Pick up the article below on filming homelessness and continue it from its final sentence.
— Start of PAGE —
Thinking of entering our Reel Homes competition? Film director Michael Chandler provides tips on how to capture experience of homelessness on screen
Capturing the many diverse experiences of homelessness, and doing justice to that experience, is a challenge, regardless of whether you intend to dramatise that experience or capture it through a documentary.
If you are choosing to capture the experience through drama, the bar has been set high. Cathy Come Home arguably remains the most powerful on-screen portrayal about the homeless experience. The key challenges really revolve about the issues of honesty, authenticity, and creating a realistic multi-dimensional portrayal – and in this case of the Reel Homes competition, in the time limitation of 20 minutes.
Creating an honest, authentic film, which neither romanticises, is fearful or causes offence is a challenge. It is very easy to create sloppy generalisations and slip into stereotypes, over-simplify stories and avoid some of the uglier truths of the situation of the individuals and their stories. There is no one single journey to homelesssness – and no one single unifying experience of homelessness.
As an example, Transient was an early feature film script about homelessness I submitted to a British Film Institute competition. It was rejected because it was unrelentlessly bleak, and had no light or shade.
My initial response at the time was that there is no light in the circumstances. But there is often occasional light, even if it comes in the form of the darkest humour. Even Cathy Come Home starts off full of light and hope, and some of the later scenes, in the caravan community and the halfway house, have smiles and laughter.
Linked to this is the challenge of making it believable. Depending who your audience is, if they don’t know these things happen, they won’t believe. And it is often the minutiae in these experiences that you could never guess or anticipate without speaking to someone who’s been through it, that really then bring the stories to life.
A key recommendation here – both in my experience writing scripts and my time hearing and sharing stories at Cardboard Citizens – is the need to do proper research. Talk to people who have experienced homelessness. Better still, have actors with lived experiences. From both my experience as a film-maker and at Cardboard Citizens, I would always advocate having people with lived experience in the drama where possible.
In many ways, it’s easier to capture the reality of the issues and individuals through a documentary – it’s working for us with From Street To Stage, bringing to life the diversity and reality of the individuals and issues. But this poses some very different, and often greater challenges, ethically and practically.
The Reel Homes film competition is looking for new, up-and-coming film-makers to produce a short film about homelessness or the housing crisis.
— End of PAGE —
— Start of RECORD EXCERPTS —
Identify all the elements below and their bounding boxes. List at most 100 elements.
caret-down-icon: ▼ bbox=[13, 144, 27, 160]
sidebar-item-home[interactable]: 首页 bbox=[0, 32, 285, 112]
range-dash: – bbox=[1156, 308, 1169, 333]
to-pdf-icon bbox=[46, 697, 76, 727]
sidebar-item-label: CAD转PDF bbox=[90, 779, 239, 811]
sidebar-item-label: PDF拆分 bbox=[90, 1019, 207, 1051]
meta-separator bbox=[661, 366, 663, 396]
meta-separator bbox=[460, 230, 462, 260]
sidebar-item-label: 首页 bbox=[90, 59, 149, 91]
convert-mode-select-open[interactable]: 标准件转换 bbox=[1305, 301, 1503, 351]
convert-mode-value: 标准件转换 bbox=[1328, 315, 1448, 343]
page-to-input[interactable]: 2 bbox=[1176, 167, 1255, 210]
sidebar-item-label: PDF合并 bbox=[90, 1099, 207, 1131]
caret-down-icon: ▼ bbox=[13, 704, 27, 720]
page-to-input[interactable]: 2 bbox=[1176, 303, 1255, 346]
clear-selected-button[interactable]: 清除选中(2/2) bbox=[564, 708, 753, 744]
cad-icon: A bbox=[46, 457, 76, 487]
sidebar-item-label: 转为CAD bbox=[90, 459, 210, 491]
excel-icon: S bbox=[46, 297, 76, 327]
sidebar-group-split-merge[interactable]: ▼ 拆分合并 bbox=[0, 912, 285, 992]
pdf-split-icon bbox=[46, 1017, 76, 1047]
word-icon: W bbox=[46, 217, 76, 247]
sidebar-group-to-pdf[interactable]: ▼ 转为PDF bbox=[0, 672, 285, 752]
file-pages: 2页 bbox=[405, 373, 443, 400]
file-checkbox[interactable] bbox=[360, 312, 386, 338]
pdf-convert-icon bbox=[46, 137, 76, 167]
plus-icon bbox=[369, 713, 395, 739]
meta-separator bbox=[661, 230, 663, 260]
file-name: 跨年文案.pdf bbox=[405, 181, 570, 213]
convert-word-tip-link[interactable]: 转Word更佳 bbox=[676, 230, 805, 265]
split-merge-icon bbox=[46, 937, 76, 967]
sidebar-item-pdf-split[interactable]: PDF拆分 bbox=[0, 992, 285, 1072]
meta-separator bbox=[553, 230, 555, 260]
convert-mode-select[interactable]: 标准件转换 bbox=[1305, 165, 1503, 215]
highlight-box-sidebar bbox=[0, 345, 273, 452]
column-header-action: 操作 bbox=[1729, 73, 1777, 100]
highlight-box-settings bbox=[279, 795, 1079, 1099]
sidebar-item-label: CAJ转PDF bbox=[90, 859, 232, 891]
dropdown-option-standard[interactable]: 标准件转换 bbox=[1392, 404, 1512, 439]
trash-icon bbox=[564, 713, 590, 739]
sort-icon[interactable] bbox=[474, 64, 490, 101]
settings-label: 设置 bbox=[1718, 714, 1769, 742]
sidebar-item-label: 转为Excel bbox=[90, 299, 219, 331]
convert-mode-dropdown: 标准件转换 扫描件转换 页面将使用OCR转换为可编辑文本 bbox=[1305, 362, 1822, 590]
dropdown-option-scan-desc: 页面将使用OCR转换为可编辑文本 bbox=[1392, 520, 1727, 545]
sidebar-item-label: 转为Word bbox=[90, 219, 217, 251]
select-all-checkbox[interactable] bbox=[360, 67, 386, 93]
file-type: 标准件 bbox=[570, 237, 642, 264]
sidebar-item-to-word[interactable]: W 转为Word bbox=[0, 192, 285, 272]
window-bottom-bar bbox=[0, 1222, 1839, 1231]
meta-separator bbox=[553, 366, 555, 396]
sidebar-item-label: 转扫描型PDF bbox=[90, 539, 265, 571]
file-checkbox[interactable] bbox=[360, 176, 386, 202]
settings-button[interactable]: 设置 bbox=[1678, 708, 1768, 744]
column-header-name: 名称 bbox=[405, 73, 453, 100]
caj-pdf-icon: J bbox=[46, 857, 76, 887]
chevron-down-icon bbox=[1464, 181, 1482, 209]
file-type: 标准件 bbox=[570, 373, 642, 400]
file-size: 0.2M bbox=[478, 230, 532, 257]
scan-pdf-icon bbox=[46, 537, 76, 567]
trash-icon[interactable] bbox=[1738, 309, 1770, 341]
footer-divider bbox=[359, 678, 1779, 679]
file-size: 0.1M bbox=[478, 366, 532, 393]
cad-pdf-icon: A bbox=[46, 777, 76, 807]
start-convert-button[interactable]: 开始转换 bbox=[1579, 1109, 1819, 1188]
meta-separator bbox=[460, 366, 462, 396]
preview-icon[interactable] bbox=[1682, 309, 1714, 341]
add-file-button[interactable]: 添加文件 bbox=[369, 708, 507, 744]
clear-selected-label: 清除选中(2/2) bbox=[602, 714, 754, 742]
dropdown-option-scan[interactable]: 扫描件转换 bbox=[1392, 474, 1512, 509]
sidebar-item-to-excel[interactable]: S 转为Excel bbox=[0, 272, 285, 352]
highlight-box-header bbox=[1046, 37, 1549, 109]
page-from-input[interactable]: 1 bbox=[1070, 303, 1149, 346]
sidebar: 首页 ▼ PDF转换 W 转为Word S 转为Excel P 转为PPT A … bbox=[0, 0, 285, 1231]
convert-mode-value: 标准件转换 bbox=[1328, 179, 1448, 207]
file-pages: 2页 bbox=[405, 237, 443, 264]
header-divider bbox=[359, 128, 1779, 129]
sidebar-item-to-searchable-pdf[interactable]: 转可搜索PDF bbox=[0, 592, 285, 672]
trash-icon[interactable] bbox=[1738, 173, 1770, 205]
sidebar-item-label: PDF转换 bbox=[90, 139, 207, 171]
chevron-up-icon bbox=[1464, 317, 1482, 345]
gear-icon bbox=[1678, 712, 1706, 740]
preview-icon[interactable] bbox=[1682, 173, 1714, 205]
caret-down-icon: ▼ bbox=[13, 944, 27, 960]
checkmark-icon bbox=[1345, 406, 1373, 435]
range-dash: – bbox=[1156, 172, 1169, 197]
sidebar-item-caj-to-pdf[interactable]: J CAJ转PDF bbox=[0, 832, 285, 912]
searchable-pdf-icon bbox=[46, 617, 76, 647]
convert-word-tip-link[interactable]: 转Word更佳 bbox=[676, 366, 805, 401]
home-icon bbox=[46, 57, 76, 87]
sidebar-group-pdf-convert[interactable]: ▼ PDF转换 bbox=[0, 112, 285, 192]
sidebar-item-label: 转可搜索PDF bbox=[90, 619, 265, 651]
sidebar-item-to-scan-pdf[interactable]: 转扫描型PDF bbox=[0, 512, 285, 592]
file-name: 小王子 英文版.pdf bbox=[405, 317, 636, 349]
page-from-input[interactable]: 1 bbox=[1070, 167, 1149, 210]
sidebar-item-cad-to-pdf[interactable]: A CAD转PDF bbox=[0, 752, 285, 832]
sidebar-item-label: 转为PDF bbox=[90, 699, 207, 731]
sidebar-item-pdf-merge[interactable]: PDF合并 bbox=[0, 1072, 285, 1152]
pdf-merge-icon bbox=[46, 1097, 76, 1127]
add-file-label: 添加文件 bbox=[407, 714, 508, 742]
— End of RECORD EXCERPTS —
__RESPONSE__.
The winner will be picked by a panel of both housing and film-making professionals and win a £1,500 cash prize. They will also receive funding to help develop a final short film, which will receive a public showing and wider promotion. The winning film of about 20-25 minutes in length will be entered in at least one film festival. To enter click here.
The key challenge, and priority, is around consent and respecting boundaries – both now, and in the future. You will be capturing people at what will possibly be their lowest moment, and many people will understandably not want that. We’ve had to handle this with great tact and understanding, being clear about what the aims and intended circulation of the film were. Even then, some participants didn’t want to be heavily featured, and people’s rights and consent have to be respected, even if it means you cannot capture what may seem to be the most interesting story. Allow them to tell their story, their way.
Another challenge is around planning, given many homeless people’s hugely uncertain situations. Both for From Street To Stage and other similar film projects, dates and times of shoots regularly changed as homeless people were moved around, lost their phones, had to deal with last-minute emergencies, or simply didn’t show up.
“Film is one of the most powerful way of showing and sharing stories, particularly on a mass scale.”
Another is safety – of yourself, your crew and those you are filming. Wilderness has filmed homeless communities in Sierra Leone and Las Vegas, as well as the UK, and safety was a key issue for the crew, until those being filmed got to know and trust the crew. This took time. And depending on the location, you may be working in an environment away from the normal securities – phone signals or help nearby. Working with people who may have mental health or addiction issues, and knowing what to do if something happens, can be difficult as well. Consider working with the support of a trained organisation, who already have relationships with the homeless clients you’re documenting.
Click here for a preview of Wilderness Productions’ From Street to Stage documentary, which celebrates the 50th anniversary of Cathy Come Home
Then there is a typical documentary-maker dilemma: observation versus incentivisation – is it enough to film participants in the hope that the programme will help ‘change something’, without offering something to those that are participating as an incentive?
Film is one of the most powerful ways of showing and sharing stories, particularly on a mass scale. And homelessness is an issue that is urgent, growing, experienced by an increasing number, and, for many, devastating. Yet for many others, it remains misunderstood, oversimplified, or ignored entirely. Your film can help raise that awareness and create a sense that change is needed – if you can navigate the challenges along the way, you could well have a modern day Cathy Come Home. Good luck!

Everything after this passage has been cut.